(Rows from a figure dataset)
_ _ _ _
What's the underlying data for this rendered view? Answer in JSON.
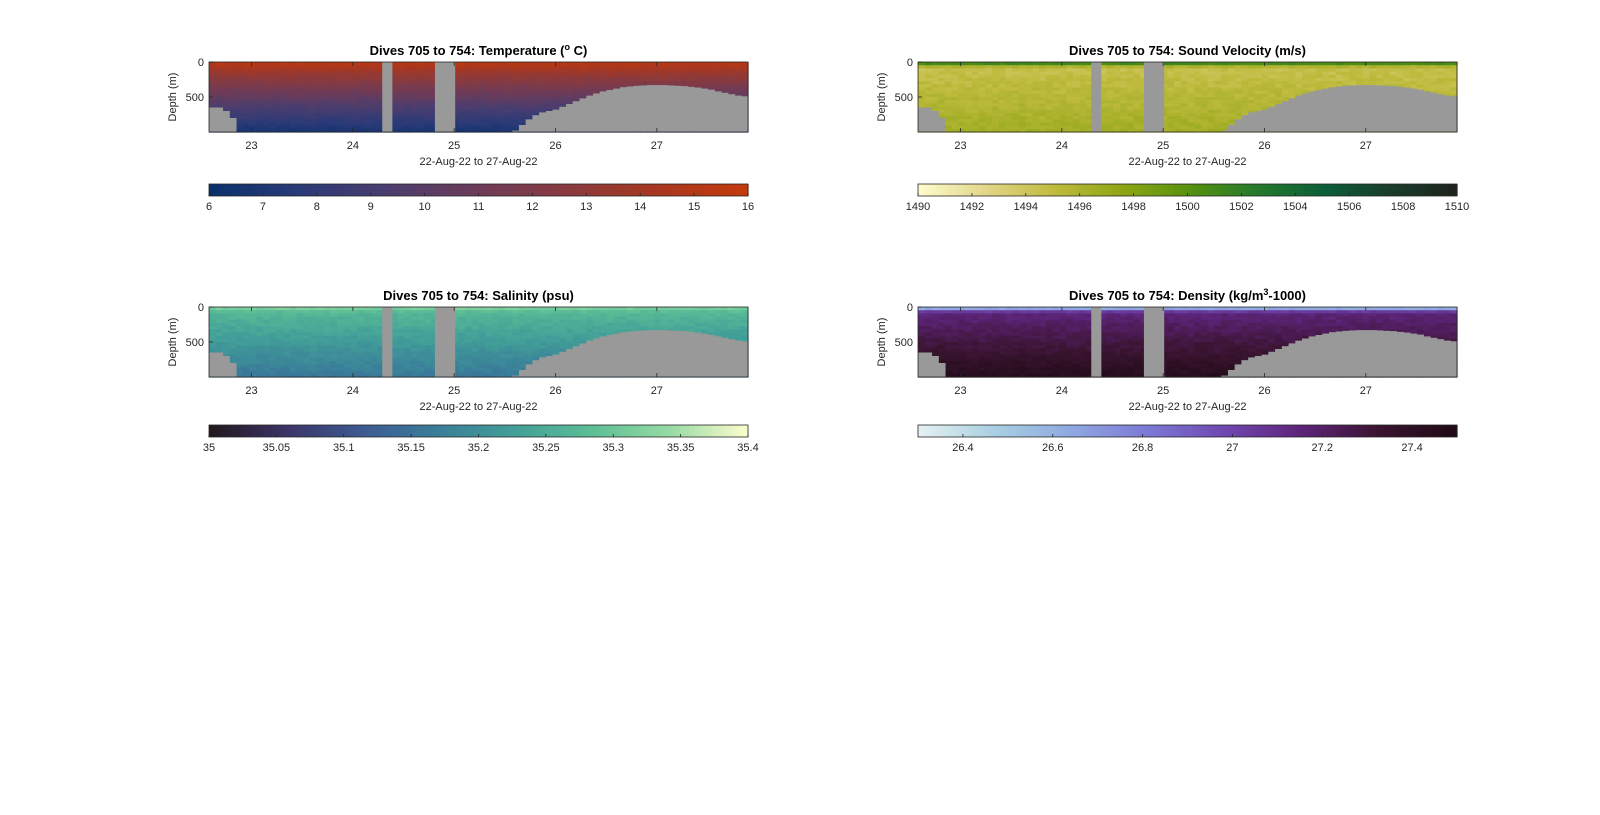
{
  "figure": {
    "background": "#ffffff",
    "mask_color": "#999999"
  },
  "chart_data": [
    {
      "id": "temperature",
      "type": "heatmap",
      "title_main": "Dives 705 to 754: Temperature (",
      "title_sup": "o",
      "title_end": " C)",
      "ylabel": "Depth (m)",
      "xlabel": "22-Aug-22 to 27-Aug-22",
      "xlim": [
        22.58,
        27.9
      ],
      "ylim": [
        1000,
        0
      ],
      "x_ticks": [
        23,
        24,
        25,
        26,
        27
      ],
      "y_ticks": [
        0,
        500
      ],
      "colorbar": {
        "clim": [
          6,
          16
        ],
        "ticks": [
          6,
          7,
          8,
          9,
          10,
          11,
          12,
          13,
          14,
          15,
          16
        ],
        "tick_labels": [
          "6",
          "7",
          "8",
          "9",
          "10",
          "11",
          "12",
          "13",
          "14",
          "15",
          "16"
        ],
        "colors": [
          "#08306b",
          "#2a3a78",
          "#4b3d6e",
          "#6d3b58",
          "#8a3a3e",
          "#a8371f",
          "#c43a0b"
        ]
      },
      "profile": {
        "surface": 15.5,
        "deep": 6.8
      },
      "max_depth": [
        650,
        650,
        700,
        800,
        1000,
        1000,
        1000,
        1000,
        1000,
        1000,
        1000,
        1000,
        1000,
        1000,
        1000,
        1000,
        1000,
        1000,
        1000,
        1000,
        1000,
        1000,
        1000,
        1000,
        1000,
        1000,
        1000,
        1000,
        1000,
        1000,
        1000,
        1000,
        1000,
        1000,
        1000,
        1000,
        1000,
        1000,
        1000,
        1000,
        1000,
        1000,
        1000,
        1000,
        1000,
        980,
        900,
        820,
        760,
        720,
        700,
        680,
        640,
        600,
        560,
        520,
        480,
        450,
        420,
        400,
        380,
        360,
        350,
        340,
        335,
        330,
        330,
        330,
        335,
        340,
        345,
        355,
        365,
        380,
        395,
        420,
        440,
        460,
        480,
        490
      ],
      "gaps": [
        [
          24.29,
          24.39
        ],
        [
          24.81,
          25.01
        ]
      ]
    },
    {
      "id": "sound-velocity",
      "type": "heatmap",
      "title_main": "Dives 705 to 754: Sound Velocity (m/s)",
      "title_sup": "",
      "title_end": "",
      "ylabel": "Depth (m)",
      "xlabel": "22-Aug-22 to 27-Aug-22",
      "xlim": [
        22.58,
        27.9
      ],
      "ylim": [
        1000,
        0
      ],
      "x_ticks": [
        23,
        24,
        25,
        26,
        27
      ],
      "y_ticks": [
        0,
        500
      ],
      "colorbar": {
        "clim": [
          1490,
          1510
        ],
        "ticks": [
          1490,
          1492,
          1494,
          1496,
          1498,
          1500,
          1502,
          1504,
          1506,
          1508,
          1510
        ],
        "tick_labels": [
          "1490",
          "1492",
          "1494",
          "1496",
          "1498",
          "1500",
          "1502",
          "1504",
          "1506",
          "1508",
          "1510"
        ],
        "colors": [
          "#fefccb",
          "#e2d68a",
          "#bfbb3e",
          "#8fa615",
          "#58920e",
          "#257a2c",
          "#0b5f38",
          "#1a3c2c",
          "#1e231c"
        ]
      },
      "profile": {
        "surface": 1503.5,
        "mid": 1494.5,
        "deep": 1496.5
      },
      "max_depth": [
        650,
        650,
        700,
        800,
        1000,
        1000,
        1000,
        1000,
        1000,
        1000,
        1000,
        1000,
        1000,
        1000,
        1000,
        1000,
        1000,
        1000,
        1000,
        1000,
        1000,
        1000,
        1000,
        1000,
        1000,
        1000,
        1000,
        1000,
        1000,
        1000,
        1000,
        1000,
        1000,
        1000,
        1000,
        1000,
        1000,
        1000,
        1000,
        1000,
        1000,
        1000,
        1000,
        1000,
        1000,
        980,
        900,
        820,
        760,
        720,
        700,
        680,
        640,
        600,
        560,
        520,
        480,
        450,
        420,
        400,
        380,
        360,
        350,
        340,
        335,
        330,
        330,
        330,
        335,
        340,
        345,
        355,
        365,
        380,
        395,
        420,
        440,
        460,
        480,
        490
      ],
      "gaps": [
        [
          24.29,
          24.39
        ],
        [
          24.81,
          25.01
        ]
      ]
    },
    {
      "id": "salinity",
      "type": "heatmap",
      "title_main": "Dives 705 to 754: Salinity (psu)",
      "title_sup": "",
      "title_end": "",
      "ylabel": "Depth (m)",
      "xlabel": "22-Aug-22 to 27-Aug-22",
      "xlim": [
        22.58,
        27.9
      ],
      "ylim": [
        1000,
        0
      ],
      "x_ticks": [
        23,
        24,
        25,
        26,
        27
      ],
      "y_ticks": [
        0,
        500
      ],
      "colorbar": {
        "clim": [
          35,
          35.4
        ],
        "ticks": [
          35,
          35.05,
          35.1,
          35.15,
          35.2,
          35.25,
          35.3,
          35.35,
          35.4
        ],
        "tick_labels": [
          "35",
          "35.05",
          "35.1",
          "35.15",
          "35.2",
          "35.25",
          "35.3",
          "35.35",
          "35.4"
        ],
        "colors": [
          "#22191e",
          "#3c3466",
          "#3c5b93",
          "#3a7f99",
          "#42a098",
          "#5dbf96",
          "#99dba4",
          "#fdfdcd"
        ]
      },
      "profile": {
        "surface": 35.33,
        "mid": 35.27,
        "deep": 35.16
      },
      "max_depth": [
        650,
        650,
        700,
        800,
        1000,
        1000,
        1000,
        1000,
        1000,
        1000,
        1000,
        1000,
        1000,
        1000,
        1000,
        1000,
        1000,
        1000,
        1000,
        1000,
        1000,
        1000,
        1000,
        1000,
        1000,
        1000,
        1000,
        1000,
        1000,
        1000,
        1000,
        1000,
        1000,
        1000,
        1000,
        1000,
        1000,
        1000,
        1000,
        1000,
        1000,
        1000,
        1000,
        1000,
        1000,
        980,
        900,
        820,
        760,
        720,
        700,
        680,
        640,
        600,
        560,
        520,
        480,
        450,
        420,
        400,
        380,
        360,
        350,
        340,
        335,
        330,
        330,
        330,
        335,
        340,
        345,
        355,
        365,
        380,
        395,
        420,
        440,
        460,
        480,
        490
      ],
      "gaps": [
        [
          24.29,
          24.39
        ],
        [
          24.81,
          25.01
        ]
      ]
    },
    {
      "id": "density",
      "type": "heatmap",
      "title_main": "Dives 705 to 754: Density (kg/m",
      "title_sup": "3",
      "title_end": "-1000)",
      "ylabel": "Depth (m)",
      "xlabel": "22-Aug-22 to 27-Aug-22",
      "xlim": [
        22.58,
        27.9
      ],
      "ylim": [
        1000,
        0
      ],
      "x_ticks": [
        23,
        24,
        25,
        26,
        27
      ],
      "y_ticks": [
        0,
        500
      ],
      "colorbar": {
        "clim": [
          26.3,
          27.5
        ],
        "ticks": [
          26.4,
          26.6,
          26.8,
          27,
          27.2,
          27.4
        ],
        "tick_labels": [
          "26.4",
          "26.6",
          "26.8",
          "27",
          "27.2",
          "27.4"
        ],
        "colors": [
          "#e6f1f1",
          "#a8cfe2",
          "#8fa8e0",
          "#7c78d6",
          "#7046b0",
          "#5c2478",
          "#3a1430",
          "#1e0a14"
        ]
      },
      "profile": {
        "surface": 26.45,
        "mid": 27.15,
        "deep": 27.45
      },
      "max_depth": [
        650,
        650,
        700,
        800,
        1000,
        1000,
        1000,
        1000,
        1000,
        1000,
        1000,
        1000,
        1000,
        1000,
        1000,
        1000,
        1000,
        1000,
        1000,
        1000,
        1000,
        1000,
        1000,
        1000,
        1000,
        1000,
        1000,
        1000,
        1000,
        1000,
        1000,
        1000,
        1000,
        1000,
        1000,
        1000,
        1000,
        1000,
        1000,
        1000,
        1000,
        1000,
        1000,
        1000,
        1000,
        980,
        900,
        820,
        760,
        720,
        700,
        680,
        640,
        600,
        560,
        520,
        480,
        450,
        420,
        400,
        380,
        360,
        350,
        340,
        335,
        330,
        330,
        330,
        335,
        340,
        345,
        355,
        365,
        380,
        395,
        420,
        440,
        460,
        480,
        490
      ],
      "gaps": [
        [
          24.29,
          24.39
        ],
        [
          24.81,
          25.01
        ]
      ]
    }
  ]
}
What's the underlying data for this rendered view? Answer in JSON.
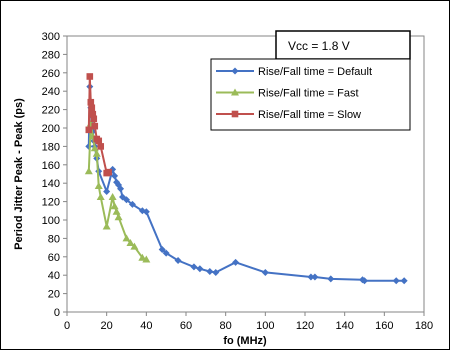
{
  "chart_data": {
    "type": "line",
    "title": "",
    "xlabel": "fo (MHz)",
    "ylabel": "Period Jitter Peak - Peak (ps)",
    "xlim": [
      0,
      180
    ],
    "ylim": [
      0,
      300
    ],
    "xticks": [
      0,
      20,
      40,
      60,
      80,
      100,
      120,
      140,
      160,
      180
    ],
    "yticks": [
      0,
      20,
      40,
      60,
      80,
      100,
      120,
      140,
      160,
      180,
      200,
      220,
      240,
      260,
      280,
      300
    ],
    "grid": false,
    "legend_position": "top-right",
    "annotation": "Vcc = 1.8 V",
    "series": [
      {
        "name": "Rise/Fall time = Default",
        "color": "#4472C4",
        "marker": "diamond",
        "x": [
          11,
          11.5,
          12,
          12.5,
          13,
          13.5,
          14,
          15,
          16,
          20,
          23,
          24,
          25,
          26,
          27,
          28,
          30,
          33,
          38,
          40,
          48,
          50,
          56,
          64,
          67,
          72,
          75,
          85,
          100,
          123,
          125,
          133,
          149,
          150,
          166,
          170
        ],
        "y": [
          180,
          245,
          222,
          213,
          196,
          186,
          180,
          167,
          153,
          131,
          155,
          148,
          141,
          138,
          134,
          125,
          122,
          117,
          110,
          109,
          68,
          64,
          56,
          49,
          47,
          44,
          43,
          54,
          43,
          38,
          38,
          36,
          35,
          34,
          34,
          34
        ]
      },
      {
        "name": "Rise/Fall time = Fast",
        "color": "#9BBB59",
        "marker": "triangle",
        "x": [
          11,
          12,
          13,
          14,
          15,
          16,
          17,
          20,
          23,
          24,
          25,
          26,
          30,
          32,
          34,
          38,
          40
        ],
        "y": [
          153,
          205,
          191,
          178,
          172,
          137,
          125,
          93,
          125,
          115,
          109,
          103,
          80,
          75,
          71,
          59,
          57
        ]
      },
      {
        "name": "Rise/Fall time = Slow",
        "color": "#C0504D",
        "marker": "square",
        "x": [
          11,
          11.5,
          12,
          12.5,
          13,
          13.5,
          14,
          15,
          16,
          17,
          20,
          21
        ],
        "y": [
          198,
          256,
          228,
          222,
          215,
          210,
          202,
          188,
          186,
          180,
          151,
          152
        ]
      }
    ]
  }
}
_ _ _ _
■ SET PROBLEM
Take every line from the data above that holds "surface" and copy it out.

■ ANSWER TO THIS TASK
        "surface": 15.5,
        "surface": 1503.5,
        "surface": 35.33,
        "surface": 26.45,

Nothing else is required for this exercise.